■ **Task instructions**
Go through the listing and return every line with "name" in it.

-- begin --

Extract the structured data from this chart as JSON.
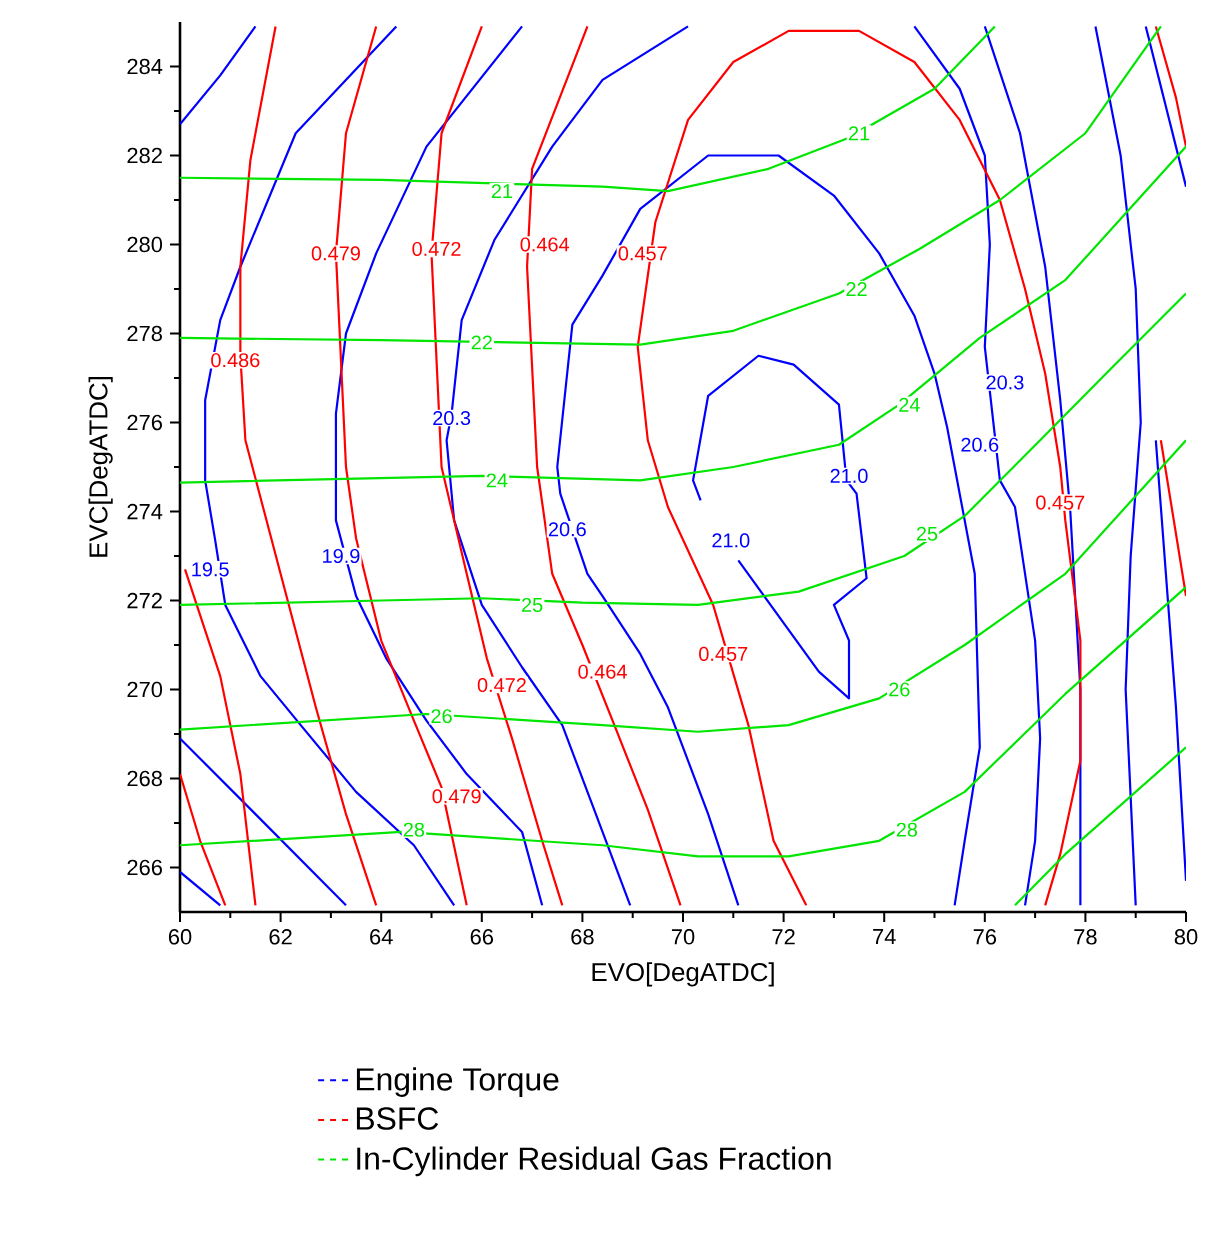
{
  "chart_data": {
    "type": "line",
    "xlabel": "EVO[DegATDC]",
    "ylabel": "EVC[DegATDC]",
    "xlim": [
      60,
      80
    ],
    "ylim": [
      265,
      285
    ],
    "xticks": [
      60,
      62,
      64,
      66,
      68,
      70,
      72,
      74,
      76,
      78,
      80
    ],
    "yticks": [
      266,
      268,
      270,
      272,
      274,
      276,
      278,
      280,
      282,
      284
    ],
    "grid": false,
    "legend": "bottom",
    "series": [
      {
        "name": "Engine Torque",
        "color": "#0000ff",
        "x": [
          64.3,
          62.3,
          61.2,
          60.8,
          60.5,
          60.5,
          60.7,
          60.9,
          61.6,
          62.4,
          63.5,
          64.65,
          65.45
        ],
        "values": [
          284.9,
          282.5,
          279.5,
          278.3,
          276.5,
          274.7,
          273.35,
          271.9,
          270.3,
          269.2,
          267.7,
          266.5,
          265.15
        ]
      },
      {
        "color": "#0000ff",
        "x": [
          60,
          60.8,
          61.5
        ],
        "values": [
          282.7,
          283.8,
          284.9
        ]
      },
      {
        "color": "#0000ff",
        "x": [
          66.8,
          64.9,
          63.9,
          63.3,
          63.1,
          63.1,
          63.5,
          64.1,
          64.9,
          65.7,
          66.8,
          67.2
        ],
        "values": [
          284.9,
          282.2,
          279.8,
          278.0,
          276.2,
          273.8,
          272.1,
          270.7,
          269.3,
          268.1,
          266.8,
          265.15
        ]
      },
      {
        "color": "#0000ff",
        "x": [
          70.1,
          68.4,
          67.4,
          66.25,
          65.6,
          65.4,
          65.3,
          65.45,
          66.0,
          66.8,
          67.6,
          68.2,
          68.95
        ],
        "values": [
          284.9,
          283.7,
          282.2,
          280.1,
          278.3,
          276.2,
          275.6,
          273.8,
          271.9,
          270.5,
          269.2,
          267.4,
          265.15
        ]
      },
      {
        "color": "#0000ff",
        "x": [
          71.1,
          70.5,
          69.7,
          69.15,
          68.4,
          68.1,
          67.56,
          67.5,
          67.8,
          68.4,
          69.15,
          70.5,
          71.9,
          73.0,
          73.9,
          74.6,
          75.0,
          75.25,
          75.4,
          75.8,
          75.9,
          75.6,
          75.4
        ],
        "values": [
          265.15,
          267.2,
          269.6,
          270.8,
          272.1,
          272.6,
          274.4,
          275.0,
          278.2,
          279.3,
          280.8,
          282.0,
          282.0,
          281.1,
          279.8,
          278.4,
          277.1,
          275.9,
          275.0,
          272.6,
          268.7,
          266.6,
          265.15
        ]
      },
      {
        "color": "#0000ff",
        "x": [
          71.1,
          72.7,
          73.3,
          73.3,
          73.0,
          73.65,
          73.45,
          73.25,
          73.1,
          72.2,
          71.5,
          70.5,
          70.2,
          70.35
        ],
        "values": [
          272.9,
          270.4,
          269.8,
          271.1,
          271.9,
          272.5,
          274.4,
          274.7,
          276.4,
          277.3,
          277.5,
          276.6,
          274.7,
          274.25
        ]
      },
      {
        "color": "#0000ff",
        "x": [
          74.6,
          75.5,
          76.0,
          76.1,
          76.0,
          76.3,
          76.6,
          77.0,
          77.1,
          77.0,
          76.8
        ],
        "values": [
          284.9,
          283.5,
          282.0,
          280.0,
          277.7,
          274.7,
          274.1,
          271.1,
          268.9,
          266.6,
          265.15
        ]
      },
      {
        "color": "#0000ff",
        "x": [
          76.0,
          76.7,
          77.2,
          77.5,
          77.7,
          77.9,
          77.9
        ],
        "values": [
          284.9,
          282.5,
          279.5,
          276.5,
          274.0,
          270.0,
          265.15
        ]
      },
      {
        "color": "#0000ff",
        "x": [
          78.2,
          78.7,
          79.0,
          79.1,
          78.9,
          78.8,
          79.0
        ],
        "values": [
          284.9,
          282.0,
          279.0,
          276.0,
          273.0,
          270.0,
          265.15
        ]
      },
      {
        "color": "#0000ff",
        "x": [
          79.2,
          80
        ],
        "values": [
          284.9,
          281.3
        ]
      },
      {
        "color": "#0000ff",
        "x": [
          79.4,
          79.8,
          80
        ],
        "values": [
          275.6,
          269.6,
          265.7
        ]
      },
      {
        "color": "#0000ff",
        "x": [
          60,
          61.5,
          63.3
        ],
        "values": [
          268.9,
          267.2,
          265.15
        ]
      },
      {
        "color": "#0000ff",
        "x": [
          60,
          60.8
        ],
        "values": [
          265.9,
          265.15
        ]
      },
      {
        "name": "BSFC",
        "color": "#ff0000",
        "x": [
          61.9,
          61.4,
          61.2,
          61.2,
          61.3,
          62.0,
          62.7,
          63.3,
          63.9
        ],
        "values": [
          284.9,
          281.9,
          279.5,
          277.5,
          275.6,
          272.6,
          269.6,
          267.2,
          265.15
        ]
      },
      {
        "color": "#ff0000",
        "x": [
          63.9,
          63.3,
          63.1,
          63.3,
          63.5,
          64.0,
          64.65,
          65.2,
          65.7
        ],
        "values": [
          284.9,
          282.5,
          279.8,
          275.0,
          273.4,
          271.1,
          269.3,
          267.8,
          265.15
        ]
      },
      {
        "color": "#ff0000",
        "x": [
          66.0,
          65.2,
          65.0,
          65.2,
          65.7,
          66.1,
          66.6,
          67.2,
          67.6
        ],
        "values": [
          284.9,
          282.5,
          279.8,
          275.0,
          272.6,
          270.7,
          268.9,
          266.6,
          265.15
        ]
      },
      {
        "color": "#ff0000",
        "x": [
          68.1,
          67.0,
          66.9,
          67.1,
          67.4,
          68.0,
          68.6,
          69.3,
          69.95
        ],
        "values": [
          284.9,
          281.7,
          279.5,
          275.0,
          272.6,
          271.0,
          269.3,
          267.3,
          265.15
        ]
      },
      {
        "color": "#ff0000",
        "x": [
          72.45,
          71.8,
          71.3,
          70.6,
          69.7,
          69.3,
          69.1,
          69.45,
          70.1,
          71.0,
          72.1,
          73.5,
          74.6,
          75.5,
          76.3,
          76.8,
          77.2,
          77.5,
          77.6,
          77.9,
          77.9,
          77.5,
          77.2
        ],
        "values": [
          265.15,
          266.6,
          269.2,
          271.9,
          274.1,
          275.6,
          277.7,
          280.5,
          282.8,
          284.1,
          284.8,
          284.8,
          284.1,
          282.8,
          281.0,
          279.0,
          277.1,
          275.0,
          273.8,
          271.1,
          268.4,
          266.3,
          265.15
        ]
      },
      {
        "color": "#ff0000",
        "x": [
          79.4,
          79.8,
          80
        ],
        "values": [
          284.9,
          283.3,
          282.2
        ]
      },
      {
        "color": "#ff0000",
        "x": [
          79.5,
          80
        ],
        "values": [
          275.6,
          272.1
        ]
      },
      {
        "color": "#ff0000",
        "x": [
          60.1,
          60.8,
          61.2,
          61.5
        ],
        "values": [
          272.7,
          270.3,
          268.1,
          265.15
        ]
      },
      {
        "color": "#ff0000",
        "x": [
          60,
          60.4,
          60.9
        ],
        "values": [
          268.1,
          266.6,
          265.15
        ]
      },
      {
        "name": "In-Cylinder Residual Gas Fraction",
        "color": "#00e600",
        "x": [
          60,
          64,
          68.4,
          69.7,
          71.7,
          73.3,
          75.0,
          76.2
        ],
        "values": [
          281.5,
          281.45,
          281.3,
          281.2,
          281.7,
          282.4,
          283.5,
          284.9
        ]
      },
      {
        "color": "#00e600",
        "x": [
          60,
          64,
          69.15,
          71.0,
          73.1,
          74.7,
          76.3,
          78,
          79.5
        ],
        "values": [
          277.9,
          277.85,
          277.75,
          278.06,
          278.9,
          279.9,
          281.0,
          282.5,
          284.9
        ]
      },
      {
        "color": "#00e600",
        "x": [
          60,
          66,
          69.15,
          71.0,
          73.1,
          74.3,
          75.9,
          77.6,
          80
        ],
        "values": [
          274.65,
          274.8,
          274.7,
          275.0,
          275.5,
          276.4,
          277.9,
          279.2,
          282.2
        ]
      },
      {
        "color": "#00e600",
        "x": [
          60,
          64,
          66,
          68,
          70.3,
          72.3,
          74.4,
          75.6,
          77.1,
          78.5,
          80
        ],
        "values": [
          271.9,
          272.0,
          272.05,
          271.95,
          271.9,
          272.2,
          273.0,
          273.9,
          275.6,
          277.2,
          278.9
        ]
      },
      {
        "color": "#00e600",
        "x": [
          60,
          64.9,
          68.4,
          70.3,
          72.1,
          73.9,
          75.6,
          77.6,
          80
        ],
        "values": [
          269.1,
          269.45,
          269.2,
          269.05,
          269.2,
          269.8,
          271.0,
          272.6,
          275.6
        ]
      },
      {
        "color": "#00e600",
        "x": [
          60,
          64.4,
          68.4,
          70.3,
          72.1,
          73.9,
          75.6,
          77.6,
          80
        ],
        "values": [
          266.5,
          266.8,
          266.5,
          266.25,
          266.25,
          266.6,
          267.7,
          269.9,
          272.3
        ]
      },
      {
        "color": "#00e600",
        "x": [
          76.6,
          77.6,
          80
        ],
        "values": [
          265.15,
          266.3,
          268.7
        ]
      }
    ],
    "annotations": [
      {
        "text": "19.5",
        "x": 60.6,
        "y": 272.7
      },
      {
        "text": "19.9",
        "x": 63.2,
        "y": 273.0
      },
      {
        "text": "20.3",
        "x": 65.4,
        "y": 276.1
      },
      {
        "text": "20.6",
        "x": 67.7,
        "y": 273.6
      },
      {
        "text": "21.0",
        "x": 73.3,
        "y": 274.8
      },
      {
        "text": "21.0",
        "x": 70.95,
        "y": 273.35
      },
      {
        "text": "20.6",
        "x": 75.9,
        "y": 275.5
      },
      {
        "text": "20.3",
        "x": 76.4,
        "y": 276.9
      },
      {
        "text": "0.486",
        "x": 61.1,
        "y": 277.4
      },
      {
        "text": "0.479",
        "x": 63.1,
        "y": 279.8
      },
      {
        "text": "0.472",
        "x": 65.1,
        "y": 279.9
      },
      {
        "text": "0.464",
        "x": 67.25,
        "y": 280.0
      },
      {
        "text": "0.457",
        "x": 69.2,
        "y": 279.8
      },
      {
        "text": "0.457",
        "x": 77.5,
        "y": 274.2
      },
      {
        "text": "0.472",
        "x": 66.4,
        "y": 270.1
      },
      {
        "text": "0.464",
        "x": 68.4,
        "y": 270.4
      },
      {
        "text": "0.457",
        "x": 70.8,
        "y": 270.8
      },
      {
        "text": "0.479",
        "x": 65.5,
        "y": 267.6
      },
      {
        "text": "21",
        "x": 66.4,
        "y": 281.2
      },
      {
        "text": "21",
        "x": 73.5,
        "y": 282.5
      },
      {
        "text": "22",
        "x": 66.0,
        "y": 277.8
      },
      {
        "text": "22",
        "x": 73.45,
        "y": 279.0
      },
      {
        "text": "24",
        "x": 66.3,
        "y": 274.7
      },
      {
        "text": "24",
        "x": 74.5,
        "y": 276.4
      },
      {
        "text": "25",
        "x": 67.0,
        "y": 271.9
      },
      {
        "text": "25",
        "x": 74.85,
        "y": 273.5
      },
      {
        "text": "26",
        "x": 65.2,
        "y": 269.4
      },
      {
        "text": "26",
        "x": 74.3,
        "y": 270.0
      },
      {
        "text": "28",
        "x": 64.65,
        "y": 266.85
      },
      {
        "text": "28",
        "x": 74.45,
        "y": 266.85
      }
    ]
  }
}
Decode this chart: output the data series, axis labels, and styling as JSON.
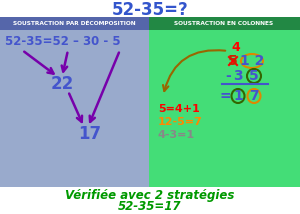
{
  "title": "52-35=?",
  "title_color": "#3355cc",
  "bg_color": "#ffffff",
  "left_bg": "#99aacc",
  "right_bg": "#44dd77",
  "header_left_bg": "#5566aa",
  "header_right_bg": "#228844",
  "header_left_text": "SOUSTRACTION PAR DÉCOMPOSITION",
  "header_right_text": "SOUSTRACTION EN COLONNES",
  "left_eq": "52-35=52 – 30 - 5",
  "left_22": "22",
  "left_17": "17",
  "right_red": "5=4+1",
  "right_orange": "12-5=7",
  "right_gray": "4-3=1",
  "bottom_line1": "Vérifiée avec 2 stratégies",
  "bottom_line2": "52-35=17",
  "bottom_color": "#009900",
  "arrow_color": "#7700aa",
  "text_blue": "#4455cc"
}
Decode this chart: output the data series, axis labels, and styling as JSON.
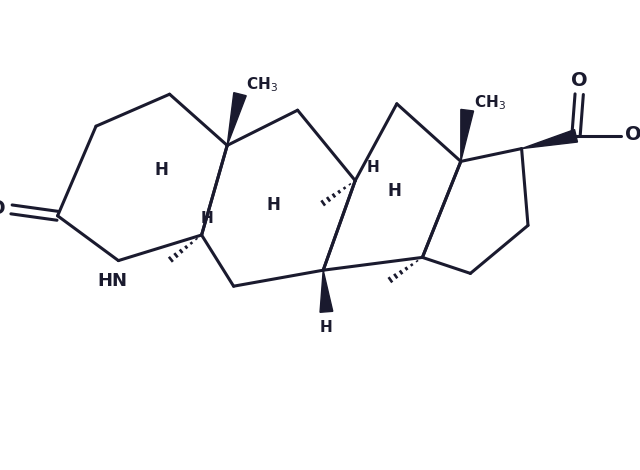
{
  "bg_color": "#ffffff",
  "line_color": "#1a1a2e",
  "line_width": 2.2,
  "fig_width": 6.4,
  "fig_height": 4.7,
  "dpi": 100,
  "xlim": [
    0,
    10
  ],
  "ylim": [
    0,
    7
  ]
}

-- end --

■ **Problem solution**
        "name": "Engine Torque",
        "name": "BSFC",
        "name": "In-Cylinder Residual Gas Fraction",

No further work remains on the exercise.